* Challenge
Note each line that includes the word "Global". Copy those lines.

───── Material

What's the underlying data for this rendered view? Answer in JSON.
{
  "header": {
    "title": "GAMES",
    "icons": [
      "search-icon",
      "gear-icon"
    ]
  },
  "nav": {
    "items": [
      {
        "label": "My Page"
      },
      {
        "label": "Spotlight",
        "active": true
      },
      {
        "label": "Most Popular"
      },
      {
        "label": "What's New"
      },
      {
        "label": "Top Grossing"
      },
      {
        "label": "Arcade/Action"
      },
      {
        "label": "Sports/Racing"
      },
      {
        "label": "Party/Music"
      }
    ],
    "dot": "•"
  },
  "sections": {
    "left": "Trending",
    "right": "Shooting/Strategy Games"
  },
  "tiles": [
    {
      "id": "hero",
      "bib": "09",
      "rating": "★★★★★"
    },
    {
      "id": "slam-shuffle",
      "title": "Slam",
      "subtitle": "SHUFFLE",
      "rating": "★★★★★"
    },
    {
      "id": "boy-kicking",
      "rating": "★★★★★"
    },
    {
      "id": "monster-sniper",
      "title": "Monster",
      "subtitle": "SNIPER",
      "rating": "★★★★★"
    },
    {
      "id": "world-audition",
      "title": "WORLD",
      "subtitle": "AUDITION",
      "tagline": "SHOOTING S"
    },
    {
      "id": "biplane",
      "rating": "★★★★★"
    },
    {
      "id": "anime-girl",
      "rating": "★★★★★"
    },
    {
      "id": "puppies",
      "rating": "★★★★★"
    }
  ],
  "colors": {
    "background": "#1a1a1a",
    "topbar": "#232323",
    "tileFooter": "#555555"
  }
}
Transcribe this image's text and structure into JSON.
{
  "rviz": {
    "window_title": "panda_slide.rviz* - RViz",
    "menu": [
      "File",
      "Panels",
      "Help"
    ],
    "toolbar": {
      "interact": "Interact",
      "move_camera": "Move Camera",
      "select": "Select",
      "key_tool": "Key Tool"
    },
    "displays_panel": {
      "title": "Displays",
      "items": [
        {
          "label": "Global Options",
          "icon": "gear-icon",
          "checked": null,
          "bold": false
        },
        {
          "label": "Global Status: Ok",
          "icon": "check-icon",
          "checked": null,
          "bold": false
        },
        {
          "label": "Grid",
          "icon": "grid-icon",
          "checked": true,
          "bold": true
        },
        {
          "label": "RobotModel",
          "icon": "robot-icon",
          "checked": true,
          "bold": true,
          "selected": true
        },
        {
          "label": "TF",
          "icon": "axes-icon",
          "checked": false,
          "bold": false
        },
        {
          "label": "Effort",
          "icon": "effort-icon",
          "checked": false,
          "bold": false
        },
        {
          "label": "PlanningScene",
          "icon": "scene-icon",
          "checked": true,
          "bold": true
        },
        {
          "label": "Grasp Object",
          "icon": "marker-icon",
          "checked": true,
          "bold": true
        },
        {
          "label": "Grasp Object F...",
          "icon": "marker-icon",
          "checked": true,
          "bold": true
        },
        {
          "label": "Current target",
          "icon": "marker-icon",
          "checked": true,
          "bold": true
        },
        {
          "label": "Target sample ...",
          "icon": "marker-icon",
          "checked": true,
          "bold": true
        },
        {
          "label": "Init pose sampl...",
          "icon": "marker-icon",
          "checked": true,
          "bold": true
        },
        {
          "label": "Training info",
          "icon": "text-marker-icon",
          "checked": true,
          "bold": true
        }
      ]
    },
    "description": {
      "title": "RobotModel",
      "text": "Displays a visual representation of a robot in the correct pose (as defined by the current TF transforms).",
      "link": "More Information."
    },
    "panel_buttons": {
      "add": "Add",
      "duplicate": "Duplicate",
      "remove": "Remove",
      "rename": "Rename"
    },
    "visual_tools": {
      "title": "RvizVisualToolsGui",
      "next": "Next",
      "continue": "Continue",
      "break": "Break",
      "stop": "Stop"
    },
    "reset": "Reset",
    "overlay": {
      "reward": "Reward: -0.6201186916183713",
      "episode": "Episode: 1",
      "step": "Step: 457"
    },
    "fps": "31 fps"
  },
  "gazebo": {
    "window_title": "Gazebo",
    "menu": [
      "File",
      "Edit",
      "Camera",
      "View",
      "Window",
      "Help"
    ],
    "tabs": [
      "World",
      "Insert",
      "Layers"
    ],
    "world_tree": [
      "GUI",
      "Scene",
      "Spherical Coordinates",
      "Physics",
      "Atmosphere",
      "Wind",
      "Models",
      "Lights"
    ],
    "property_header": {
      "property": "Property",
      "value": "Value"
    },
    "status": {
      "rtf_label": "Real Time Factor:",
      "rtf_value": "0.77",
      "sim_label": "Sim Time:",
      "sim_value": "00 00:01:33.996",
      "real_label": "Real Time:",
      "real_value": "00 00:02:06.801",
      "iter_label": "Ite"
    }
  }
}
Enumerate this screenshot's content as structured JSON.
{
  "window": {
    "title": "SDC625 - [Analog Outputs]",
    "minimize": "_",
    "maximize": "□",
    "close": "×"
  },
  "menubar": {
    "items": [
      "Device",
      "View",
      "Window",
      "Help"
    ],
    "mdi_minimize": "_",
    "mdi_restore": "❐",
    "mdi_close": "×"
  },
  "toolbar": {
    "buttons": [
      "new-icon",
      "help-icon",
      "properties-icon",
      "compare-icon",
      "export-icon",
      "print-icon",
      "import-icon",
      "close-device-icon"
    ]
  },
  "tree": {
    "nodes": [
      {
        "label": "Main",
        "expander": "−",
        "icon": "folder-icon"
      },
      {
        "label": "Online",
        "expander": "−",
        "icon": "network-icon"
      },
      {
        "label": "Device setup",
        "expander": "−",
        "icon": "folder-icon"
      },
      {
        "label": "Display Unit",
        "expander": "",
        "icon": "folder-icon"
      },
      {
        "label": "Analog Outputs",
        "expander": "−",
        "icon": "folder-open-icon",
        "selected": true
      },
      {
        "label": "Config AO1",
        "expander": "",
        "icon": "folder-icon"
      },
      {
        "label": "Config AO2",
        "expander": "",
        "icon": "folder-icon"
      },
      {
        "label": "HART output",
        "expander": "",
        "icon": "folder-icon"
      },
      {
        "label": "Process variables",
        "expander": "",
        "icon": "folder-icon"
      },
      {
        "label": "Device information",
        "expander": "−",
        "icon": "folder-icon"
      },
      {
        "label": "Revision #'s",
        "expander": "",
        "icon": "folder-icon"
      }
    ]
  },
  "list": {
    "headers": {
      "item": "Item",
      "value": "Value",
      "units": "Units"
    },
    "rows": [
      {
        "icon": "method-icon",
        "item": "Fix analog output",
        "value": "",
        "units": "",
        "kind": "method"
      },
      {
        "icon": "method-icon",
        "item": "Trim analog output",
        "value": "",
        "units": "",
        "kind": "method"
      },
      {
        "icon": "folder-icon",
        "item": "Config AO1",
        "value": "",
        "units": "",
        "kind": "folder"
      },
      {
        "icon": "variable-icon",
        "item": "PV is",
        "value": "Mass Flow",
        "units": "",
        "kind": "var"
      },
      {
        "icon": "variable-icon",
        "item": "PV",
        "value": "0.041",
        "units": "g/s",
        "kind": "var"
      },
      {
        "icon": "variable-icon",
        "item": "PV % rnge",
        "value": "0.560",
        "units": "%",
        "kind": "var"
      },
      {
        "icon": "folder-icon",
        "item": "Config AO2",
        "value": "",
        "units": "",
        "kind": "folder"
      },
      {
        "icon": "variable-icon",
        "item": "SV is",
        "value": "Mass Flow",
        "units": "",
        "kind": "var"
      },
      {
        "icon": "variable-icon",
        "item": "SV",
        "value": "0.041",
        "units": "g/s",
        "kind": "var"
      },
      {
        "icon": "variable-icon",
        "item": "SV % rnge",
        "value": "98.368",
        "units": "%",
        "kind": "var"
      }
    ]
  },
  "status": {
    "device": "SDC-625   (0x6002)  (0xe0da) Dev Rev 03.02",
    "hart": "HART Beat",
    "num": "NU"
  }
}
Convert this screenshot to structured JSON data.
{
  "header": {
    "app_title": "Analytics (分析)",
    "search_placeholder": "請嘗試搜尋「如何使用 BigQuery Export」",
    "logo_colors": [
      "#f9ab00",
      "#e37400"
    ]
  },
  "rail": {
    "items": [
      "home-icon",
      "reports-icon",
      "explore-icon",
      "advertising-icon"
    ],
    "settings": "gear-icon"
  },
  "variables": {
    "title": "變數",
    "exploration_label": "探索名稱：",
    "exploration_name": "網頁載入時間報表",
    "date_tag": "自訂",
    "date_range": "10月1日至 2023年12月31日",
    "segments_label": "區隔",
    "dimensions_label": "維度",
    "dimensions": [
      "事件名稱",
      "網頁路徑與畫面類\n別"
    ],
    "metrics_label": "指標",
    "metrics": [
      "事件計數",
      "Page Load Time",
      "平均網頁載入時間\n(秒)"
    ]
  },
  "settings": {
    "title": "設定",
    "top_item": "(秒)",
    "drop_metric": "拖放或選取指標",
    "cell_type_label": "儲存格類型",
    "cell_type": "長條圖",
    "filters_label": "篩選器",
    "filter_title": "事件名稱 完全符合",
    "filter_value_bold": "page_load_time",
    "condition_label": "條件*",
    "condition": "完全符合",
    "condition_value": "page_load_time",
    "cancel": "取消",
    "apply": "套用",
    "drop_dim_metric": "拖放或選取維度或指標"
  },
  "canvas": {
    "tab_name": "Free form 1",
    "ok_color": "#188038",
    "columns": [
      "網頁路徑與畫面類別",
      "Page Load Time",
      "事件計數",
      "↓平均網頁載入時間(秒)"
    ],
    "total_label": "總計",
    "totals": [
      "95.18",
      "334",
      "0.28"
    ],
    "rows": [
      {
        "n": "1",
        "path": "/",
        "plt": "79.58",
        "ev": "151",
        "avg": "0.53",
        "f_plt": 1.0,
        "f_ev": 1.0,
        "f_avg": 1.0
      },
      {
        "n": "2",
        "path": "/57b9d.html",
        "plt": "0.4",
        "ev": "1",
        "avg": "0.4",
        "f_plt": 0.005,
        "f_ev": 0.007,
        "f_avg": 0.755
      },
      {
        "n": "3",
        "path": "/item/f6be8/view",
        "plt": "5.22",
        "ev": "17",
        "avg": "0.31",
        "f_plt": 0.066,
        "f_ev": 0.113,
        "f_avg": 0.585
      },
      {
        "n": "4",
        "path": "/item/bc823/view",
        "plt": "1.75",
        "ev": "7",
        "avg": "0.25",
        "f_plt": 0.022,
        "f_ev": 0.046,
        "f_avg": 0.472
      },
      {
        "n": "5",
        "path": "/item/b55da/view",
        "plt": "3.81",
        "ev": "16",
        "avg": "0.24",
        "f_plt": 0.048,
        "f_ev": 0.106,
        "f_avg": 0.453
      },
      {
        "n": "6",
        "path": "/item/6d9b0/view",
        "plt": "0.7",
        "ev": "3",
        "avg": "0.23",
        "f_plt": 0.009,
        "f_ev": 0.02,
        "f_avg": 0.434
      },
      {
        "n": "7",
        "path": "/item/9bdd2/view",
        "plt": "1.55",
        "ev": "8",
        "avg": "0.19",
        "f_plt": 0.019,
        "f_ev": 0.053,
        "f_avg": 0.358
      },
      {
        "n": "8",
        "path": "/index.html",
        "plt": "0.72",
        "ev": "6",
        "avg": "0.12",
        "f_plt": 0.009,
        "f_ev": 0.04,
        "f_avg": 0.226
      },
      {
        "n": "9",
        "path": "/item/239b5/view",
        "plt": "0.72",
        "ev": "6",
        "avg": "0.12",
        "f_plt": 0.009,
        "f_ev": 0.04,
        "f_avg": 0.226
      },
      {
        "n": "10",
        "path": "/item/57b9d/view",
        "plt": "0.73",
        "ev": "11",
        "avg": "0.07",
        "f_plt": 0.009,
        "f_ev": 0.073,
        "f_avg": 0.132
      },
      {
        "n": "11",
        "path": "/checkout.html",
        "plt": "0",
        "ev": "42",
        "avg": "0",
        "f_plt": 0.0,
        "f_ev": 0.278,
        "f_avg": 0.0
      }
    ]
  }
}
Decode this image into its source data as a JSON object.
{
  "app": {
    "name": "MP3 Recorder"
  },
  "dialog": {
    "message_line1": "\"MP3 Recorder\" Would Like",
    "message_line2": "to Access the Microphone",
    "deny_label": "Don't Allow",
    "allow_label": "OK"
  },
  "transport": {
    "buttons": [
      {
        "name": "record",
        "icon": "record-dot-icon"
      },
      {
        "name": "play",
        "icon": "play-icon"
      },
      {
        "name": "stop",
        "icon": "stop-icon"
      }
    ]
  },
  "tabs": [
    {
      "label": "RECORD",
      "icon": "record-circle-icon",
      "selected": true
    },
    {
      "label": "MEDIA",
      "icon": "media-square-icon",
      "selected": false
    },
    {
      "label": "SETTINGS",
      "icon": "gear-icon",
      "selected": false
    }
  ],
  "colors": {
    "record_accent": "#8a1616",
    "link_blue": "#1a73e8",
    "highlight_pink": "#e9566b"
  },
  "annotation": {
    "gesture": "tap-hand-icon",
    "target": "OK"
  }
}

──────────

* Completed task
          "label": "Global Options",
          "label": "Global Status: Ok",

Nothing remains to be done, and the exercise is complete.